→ **RAW DATA**
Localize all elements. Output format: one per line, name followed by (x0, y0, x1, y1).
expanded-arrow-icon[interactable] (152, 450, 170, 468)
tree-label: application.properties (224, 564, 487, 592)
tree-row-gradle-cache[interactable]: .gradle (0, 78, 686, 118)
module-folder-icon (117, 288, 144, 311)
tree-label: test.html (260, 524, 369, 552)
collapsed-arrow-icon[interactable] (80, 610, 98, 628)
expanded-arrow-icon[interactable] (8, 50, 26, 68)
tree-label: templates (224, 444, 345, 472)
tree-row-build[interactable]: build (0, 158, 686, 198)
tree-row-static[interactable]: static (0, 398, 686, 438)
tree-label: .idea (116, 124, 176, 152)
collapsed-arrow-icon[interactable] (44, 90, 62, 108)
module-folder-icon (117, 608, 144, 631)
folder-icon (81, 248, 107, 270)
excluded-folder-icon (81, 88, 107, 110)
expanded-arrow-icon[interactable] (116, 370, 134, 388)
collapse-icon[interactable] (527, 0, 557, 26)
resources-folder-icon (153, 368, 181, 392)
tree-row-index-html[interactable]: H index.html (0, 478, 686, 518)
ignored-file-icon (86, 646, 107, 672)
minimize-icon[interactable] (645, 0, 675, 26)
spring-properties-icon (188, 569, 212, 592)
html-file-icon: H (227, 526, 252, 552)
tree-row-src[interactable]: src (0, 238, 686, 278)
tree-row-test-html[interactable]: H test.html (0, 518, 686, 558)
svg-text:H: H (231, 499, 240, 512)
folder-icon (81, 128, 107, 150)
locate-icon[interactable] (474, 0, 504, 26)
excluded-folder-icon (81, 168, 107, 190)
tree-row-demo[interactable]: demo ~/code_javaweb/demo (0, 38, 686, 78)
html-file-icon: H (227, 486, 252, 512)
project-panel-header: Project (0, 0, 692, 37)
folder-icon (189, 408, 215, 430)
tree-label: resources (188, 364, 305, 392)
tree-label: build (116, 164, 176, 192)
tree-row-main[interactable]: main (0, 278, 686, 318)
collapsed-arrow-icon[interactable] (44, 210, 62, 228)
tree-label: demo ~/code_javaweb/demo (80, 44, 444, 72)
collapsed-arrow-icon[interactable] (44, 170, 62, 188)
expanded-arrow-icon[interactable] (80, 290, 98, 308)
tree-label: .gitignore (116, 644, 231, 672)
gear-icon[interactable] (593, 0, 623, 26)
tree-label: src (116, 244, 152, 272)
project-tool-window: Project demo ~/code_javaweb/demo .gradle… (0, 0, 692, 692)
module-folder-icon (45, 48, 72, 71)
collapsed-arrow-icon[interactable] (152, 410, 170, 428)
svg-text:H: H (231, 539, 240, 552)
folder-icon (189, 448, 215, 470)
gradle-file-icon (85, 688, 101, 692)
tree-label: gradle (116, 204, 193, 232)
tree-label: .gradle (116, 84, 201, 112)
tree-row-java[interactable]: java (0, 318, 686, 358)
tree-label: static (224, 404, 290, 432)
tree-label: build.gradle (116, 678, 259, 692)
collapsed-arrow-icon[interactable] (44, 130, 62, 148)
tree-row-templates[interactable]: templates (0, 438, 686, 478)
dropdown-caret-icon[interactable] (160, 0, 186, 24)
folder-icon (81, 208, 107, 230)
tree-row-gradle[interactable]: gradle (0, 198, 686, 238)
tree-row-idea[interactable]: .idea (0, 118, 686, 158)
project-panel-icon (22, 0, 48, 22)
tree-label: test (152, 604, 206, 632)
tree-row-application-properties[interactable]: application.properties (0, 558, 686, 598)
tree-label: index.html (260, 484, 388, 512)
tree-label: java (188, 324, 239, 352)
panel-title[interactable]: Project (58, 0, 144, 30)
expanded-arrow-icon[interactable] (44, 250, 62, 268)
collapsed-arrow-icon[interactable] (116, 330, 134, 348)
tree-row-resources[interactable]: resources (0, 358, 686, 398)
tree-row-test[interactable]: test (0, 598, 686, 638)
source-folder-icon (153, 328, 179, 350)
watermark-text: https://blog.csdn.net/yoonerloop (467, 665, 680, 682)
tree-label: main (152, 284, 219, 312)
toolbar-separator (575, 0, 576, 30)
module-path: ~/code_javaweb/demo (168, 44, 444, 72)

→ **WHAT IS BEING ASKED**
Reproduce every line of the records above, unchanged and in the same order.

→ **ANSWER TO THIS TASK**
Localize all elements. Output format: one per line, name followed by (x0, y0, x1, y1).
expanded-arrow-icon[interactable] (152, 450, 170, 468)
tree-label: application.properties (224, 564, 487, 592)
tree-row-gradle-cache[interactable]: .gradle (0, 78, 686, 118)
module-folder-icon (117, 288, 144, 311)
tree-label: test.html (260, 524, 369, 552)
collapsed-arrow-icon[interactable] (80, 610, 98, 628)
expanded-arrow-icon[interactable] (8, 50, 26, 68)
tree-label: templates (224, 444, 345, 472)
tree-row-build[interactable]: build (0, 158, 686, 198)
tree-row-static[interactable]: static (0, 398, 686, 438)
tree-label: .idea (116, 124, 176, 152)
collapsed-arrow-icon[interactable] (44, 90, 62, 108)
module-folder-icon (117, 608, 144, 631)
folder-icon (81, 248, 107, 270)
excluded-folder-icon (81, 88, 107, 110)
expanded-arrow-icon[interactable] (116, 370, 134, 388)
collapse-icon[interactable] (527, 0, 557, 26)
resources-folder-icon (153, 368, 181, 392)
tree-row-index-html[interactable]: H index.html (0, 478, 686, 518)
ignored-file-icon (86, 646, 107, 672)
minimize-icon[interactable] (645, 0, 675, 26)
spring-properties-icon (188, 569, 212, 592)
html-file-icon: H (227, 526, 252, 552)
tree-row-src[interactable]: src (0, 238, 686, 278)
tree-row-test-html[interactable]: H test.html (0, 518, 686, 558)
svg-text:H: H (231, 499, 240, 512)
folder-icon (81, 128, 107, 150)
locate-icon[interactable] (474, 0, 504, 26)
excluded-folder-icon (81, 168, 107, 190)
tree-row-demo[interactable]: demo ~/code_javaweb/demo (0, 38, 686, 78)
html-file-icon: H (227, 486, 252, 512)
project-panel-header: Project (0, 0, 692, 37)
folder-icon (189, 408, 215, 430)
tree-label: resources (188, 364, 305, 392)
tree-label: build (116, 164, 176, 192)
tree-row-main[interactable]: main (0, 278, 686, 318)
collapsed-arrow-icon[interactable] (44, 210, 62, 228)
tree-label: demo ~/code_javaweb/demo (80, 44, 444, 72)
collapsed-arrow-icon[interactable] (44, 170, 62, 188)
expanded-arrow-icon[interactable] (80, 290, 98, 308)
tree-label: .gitignore (116, 644, 231, 672)
gear-icon[interactable] (593, 0, 623, 26)
tree-label: src (116, 244, 152, 272)
project-tool-window: Project demo ~/code_javaweb/demo .gradle… (0, 0, 692, 692)
module-folder-icon (45, 48, 72, 71)
collapsed-arrow-icon[interactable] (152, 410, 170, 428)
svg-text:H: H (231, 539, 240, 552)
folder-icon (189, 448, 215, 470)
gradle-file-icon (85, 688, 101, 692)
tree-label: gradle (116, 204, 193, 232)
tree-label: .gradle (116, 84, 201, 112)
tree-row-java[interactable]: java (0, 318, 686, 358)
tree-label: static (224, 404, 290, 432)
tree-label: build.gradle (116, 678, 259, 692)
collapsed-arrow-icon[interactable] (44, 130, 62, 148)
tree-row-templates[interactable]: templates (0, 438, 686, 478)
dropdown-caret-icon[interactable] (160, 0, 186, 24)
folder-icon (81, 208, 107, 230)
tree-row-gradle[interactable]: gradle (0, 198, 686, 238)
tree-row-idea[interactable]: .idea (0, 118, 686, 158)
project-panel-icon (22, 0, 48, 22)
tree-label: test (152, 604, 206, 632)
tree-row-application-properties[interactable]: application.properties (0, 558, 686, 598)
tree-label: index.html (260, 484, 388, 512)
tree-label: java (188, 324, 239, 352)
panel-title[interactable]: Project (58, 0, 144, 30)
expanded-arrow-icon[interactable] (44, 250, 62, 268)
collapsed-arrow-icon[interactable] (116, 330, 134, 348)
tree-row-resources[interactable]: resources (0, 358, 686, 398)
tree-row-test[interactable]: test (0, 598, 686, 638)
source-folder-icon (153, 328, 179, 350)
watermark-text: https://blog.csdn.net/yoonerloop (467, 665, 680, 682)
tree-label: main (152, 284, 219, 312)
toolbar-separator (575, 0, 576, 30)
module-path: ~/code_javaweb/demo (168, 44, 444, 72)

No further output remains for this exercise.